▶ Work instructions
Count every line that has "relative" in it and give the total, nothing more.

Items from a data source
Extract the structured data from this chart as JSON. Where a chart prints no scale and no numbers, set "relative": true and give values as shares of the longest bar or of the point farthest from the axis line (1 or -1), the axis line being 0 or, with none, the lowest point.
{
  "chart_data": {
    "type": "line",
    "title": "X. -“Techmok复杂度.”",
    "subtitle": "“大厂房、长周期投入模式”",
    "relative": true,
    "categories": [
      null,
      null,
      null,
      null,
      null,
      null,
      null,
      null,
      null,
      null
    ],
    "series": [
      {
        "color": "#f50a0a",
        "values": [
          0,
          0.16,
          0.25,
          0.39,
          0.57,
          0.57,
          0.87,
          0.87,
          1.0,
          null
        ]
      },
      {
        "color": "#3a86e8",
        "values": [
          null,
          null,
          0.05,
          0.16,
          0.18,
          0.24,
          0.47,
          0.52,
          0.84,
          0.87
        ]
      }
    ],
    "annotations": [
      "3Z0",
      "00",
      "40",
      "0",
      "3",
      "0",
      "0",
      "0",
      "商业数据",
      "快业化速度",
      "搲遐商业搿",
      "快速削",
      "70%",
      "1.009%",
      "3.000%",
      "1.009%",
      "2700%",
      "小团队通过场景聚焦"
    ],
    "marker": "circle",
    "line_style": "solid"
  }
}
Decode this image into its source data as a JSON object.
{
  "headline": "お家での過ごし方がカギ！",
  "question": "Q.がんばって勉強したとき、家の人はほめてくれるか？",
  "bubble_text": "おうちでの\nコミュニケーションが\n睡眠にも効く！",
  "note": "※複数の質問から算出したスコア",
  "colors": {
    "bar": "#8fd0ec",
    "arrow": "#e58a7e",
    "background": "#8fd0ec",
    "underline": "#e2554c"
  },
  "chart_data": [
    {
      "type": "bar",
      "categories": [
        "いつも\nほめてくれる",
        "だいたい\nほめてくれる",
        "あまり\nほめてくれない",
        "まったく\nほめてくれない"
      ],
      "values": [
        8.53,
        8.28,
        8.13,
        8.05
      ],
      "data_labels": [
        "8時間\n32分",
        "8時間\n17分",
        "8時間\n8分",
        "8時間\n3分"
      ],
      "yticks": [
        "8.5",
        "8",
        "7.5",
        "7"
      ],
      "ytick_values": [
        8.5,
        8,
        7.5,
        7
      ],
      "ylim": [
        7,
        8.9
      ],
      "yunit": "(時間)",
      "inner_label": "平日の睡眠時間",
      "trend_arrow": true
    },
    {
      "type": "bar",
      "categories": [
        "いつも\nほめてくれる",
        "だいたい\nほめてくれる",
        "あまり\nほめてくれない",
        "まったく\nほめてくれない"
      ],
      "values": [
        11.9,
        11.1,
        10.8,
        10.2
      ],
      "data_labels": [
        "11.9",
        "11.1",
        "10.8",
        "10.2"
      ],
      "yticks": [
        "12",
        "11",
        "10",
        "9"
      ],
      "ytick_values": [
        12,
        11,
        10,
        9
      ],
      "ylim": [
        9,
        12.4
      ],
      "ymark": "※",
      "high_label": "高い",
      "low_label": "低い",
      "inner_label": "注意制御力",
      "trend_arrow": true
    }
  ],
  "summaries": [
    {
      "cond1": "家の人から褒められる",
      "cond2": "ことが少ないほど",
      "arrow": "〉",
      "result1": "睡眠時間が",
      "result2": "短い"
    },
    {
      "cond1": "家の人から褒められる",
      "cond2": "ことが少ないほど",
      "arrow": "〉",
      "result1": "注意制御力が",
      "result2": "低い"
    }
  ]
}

▶ Complete response
2